▸ Data for processing:
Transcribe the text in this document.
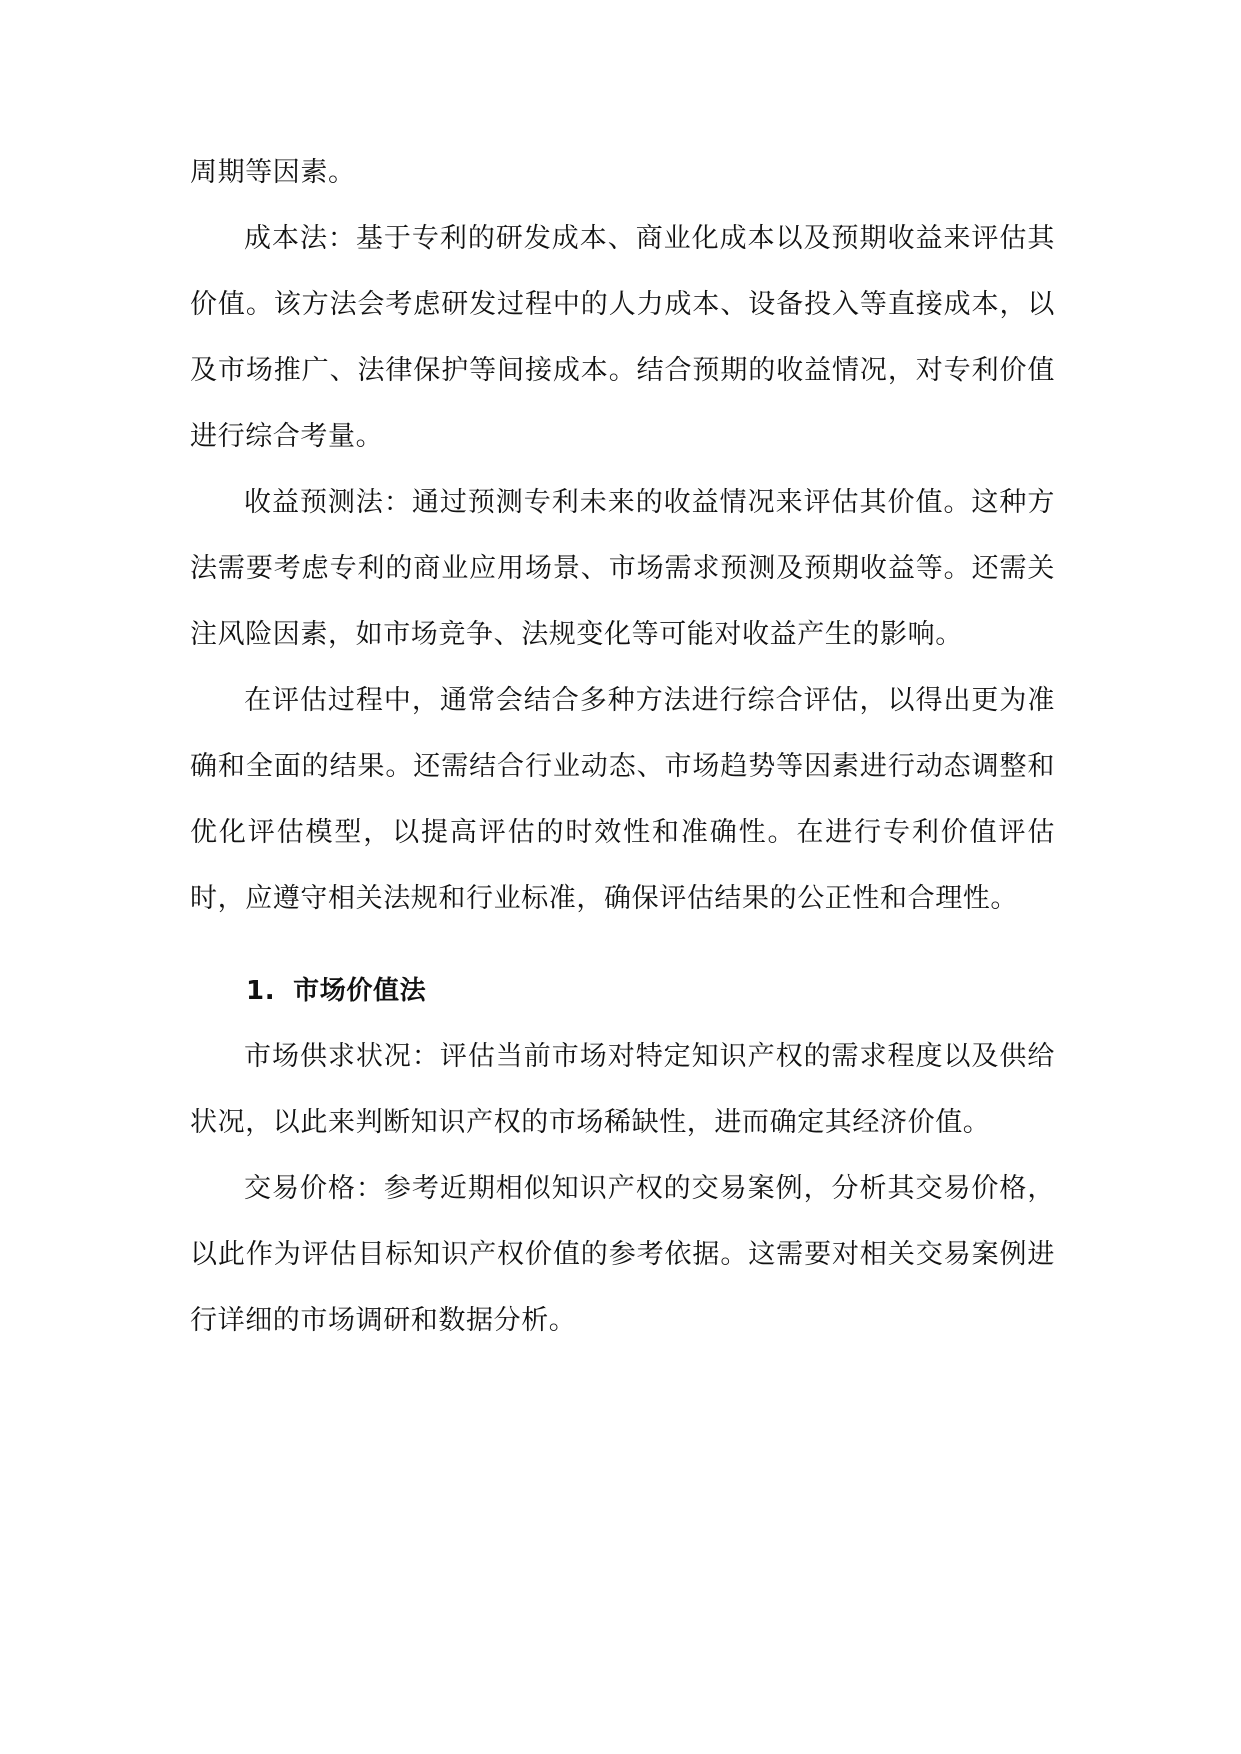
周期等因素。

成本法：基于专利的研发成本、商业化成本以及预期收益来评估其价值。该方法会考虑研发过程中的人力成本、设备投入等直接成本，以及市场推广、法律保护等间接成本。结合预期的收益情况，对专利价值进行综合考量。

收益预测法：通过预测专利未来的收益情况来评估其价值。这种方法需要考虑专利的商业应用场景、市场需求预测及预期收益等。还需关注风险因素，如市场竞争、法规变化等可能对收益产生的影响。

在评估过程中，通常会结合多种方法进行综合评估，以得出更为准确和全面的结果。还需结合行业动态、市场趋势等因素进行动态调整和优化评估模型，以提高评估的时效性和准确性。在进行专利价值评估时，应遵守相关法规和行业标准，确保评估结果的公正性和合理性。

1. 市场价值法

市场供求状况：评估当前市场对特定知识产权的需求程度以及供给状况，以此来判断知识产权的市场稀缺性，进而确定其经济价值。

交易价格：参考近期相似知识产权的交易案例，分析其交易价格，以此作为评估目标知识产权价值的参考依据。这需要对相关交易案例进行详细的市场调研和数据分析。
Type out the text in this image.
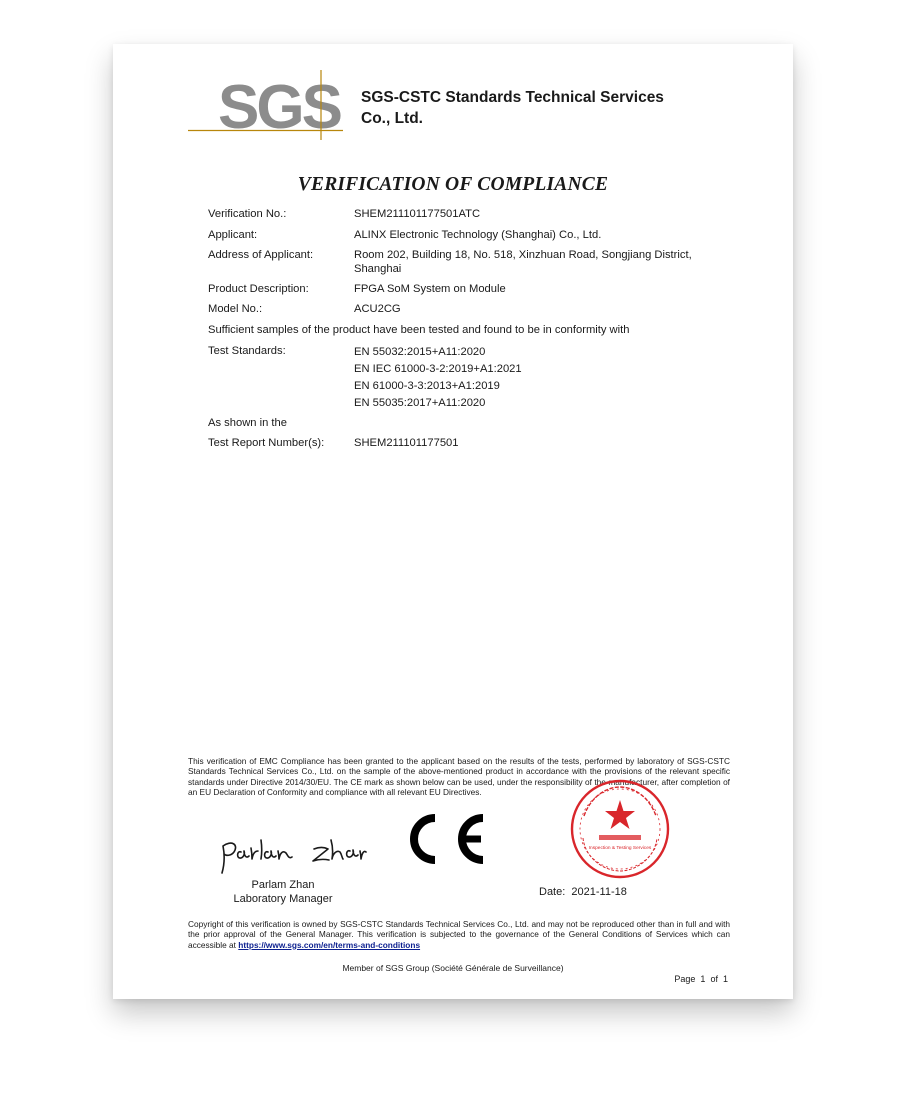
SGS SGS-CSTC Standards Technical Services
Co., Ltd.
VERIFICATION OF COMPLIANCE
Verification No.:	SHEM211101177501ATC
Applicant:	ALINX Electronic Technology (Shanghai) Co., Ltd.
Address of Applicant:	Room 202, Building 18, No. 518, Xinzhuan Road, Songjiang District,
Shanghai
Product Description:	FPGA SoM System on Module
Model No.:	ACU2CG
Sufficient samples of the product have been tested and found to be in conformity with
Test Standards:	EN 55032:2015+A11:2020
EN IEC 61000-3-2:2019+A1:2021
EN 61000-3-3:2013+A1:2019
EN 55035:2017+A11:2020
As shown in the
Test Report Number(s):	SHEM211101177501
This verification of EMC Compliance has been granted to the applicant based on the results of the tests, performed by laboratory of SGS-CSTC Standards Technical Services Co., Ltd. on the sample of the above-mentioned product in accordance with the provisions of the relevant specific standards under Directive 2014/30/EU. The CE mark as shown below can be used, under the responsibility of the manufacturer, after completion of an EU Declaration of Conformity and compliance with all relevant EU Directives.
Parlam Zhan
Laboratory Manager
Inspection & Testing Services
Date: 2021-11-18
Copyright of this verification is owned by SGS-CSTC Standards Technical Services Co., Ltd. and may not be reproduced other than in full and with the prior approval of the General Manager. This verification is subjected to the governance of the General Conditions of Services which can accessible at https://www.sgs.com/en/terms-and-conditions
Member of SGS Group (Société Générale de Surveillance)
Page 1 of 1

▸ Exercise description: Look above for every line with the word "Shanghai" and copy it.

▸ Answer:
Applicant:	ALINX Electronic Technology (Shanghai) Co., Ltd.
Shanghai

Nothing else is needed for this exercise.